▸ EXERCISE: The records are to be copied exactly and in full.

▸ STORED DATA:

____________________

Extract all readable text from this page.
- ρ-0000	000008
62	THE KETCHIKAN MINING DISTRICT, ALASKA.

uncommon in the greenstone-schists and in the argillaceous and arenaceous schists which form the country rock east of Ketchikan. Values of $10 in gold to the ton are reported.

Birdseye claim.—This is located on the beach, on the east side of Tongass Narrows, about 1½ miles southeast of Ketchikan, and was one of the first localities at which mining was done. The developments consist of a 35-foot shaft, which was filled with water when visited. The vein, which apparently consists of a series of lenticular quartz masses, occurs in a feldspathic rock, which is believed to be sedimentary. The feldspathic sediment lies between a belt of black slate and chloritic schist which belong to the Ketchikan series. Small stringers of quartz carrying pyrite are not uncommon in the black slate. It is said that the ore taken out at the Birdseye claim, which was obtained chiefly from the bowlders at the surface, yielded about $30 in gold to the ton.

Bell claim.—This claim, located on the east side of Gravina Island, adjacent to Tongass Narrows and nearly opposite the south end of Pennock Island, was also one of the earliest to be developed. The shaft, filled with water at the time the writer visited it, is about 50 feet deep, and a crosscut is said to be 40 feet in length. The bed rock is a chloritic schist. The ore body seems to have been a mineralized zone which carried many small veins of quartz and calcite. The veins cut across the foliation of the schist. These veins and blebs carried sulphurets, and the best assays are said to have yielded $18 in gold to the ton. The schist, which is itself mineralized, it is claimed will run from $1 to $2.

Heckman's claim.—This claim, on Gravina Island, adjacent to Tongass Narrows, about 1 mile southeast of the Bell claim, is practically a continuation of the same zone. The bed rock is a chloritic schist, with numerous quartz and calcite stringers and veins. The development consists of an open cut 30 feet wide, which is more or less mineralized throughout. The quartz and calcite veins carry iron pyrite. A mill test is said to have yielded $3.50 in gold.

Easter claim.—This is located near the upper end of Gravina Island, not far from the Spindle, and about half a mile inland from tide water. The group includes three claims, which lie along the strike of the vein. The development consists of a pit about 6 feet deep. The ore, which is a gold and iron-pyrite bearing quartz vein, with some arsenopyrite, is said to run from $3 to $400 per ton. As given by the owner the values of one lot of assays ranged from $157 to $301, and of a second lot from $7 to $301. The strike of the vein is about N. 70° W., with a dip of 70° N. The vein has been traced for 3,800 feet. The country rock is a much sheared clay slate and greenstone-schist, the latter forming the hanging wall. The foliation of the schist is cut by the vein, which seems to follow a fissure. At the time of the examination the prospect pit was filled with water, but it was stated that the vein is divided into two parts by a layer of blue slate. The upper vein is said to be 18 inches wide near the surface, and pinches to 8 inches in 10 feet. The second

____________________

▸ FINAL ANSWER:
Extract all readable text from this page.
- ρ-0000	000008
62	THE KETCHIKAN MINING DISTRICT, ALASKA.

uncommon in the greenstone-schists and in the argillaceous and arenaceous schists which form the country rock east of Ketchikan. Values of $10 in gold to the ton are reported.

Birdseye claim.—This is located on the beach, on the east side of Tongass Narrows, about 1½ miles southeast of Ketchikan, and was one of the first localities at which mining was done. The developments consist of a 35-foot shaft, which was filled with water when visited. The vein, which apparently consists of a series of lenticular quartz masses, occurs in a feldspathic rock, which is believed to be sedimentary. The feldspathic sediment lies between a belt of black slate and chloritic schist which belong to the Ketchikan series. Small stringers of quartz carrying pyrite are not uncommon in the black slate. It is said that the ore taken out at the Birdseye claim, which was obtained chiefly from the bowlders at the surface, yielded about $30 in gold to the ton.

Bell claim.—This claim, located on the east side of Gravina Island, adjacent to Tongass Narrows and nearly opposite the south end of Pennock Island, was also one of the earliest to be developed. The shaft, filled with water at the time the writer visited it, is about 50 feet deep, and a crosscut is said to be 40 feet in length. The bed rock is a chloritic schist. The ore body seems to have been a mineralized zone which carried many small veins of quartz and calcite. The veins cut across the foliation of the schist. These veins and blebs carried sulphurets, and the best assays are said to have yielded $18 in gold to the ton. The schist, which is itself mineralized, it is claimed will run from $1 to $2.

Heckman's claim.—This claim, on Gravina Island, adjacent to Tongass Narrows, about 1 mile southeast of the Bell claim, is practically a continuation of the same zone. The bed rock is a chloritic schist, with numerous quartz and calcite stringers and veins. The development consists of an open cut 30 feet wide, which is more or less mineralized throughout. The quartz and calcite veins carry iron pyrite. A mill test is said to have yielded $3.50 in gold.

Easter claim.—This is located near the upper end of Gravina Island, not far from the Spindle, and about half a mile inland from tide water. The group includes three claims, which lie along the strike of the vein. The development consists of a pit about 6 feet deep. The ore, which is a gold and iron-pyrite bearing quartz vein, with some arsenopyrite, is said to run from $3 to $400 per ton. As given by the owner the values of one lot of assays ranged from $157 to $301, and of a second lot from $7 to $301. The strike of the vein is about N. 70° W., with a dip of 70° N. The vein has been traced for 3,800 feet. The country rock is a much sheared clay slate and greenstone-schist, the latter forming the hanging wall. The foliation of the schist is cut by the vein, which seems to follow a fissure. At the time of the examination the prospect pit was filled with water, but it was stated that the vein is divided into two parts by a layer of blue slate. The upper vein is said to be 18 inches wide near the surface, and pinches to 8 inches in 10 feet. The second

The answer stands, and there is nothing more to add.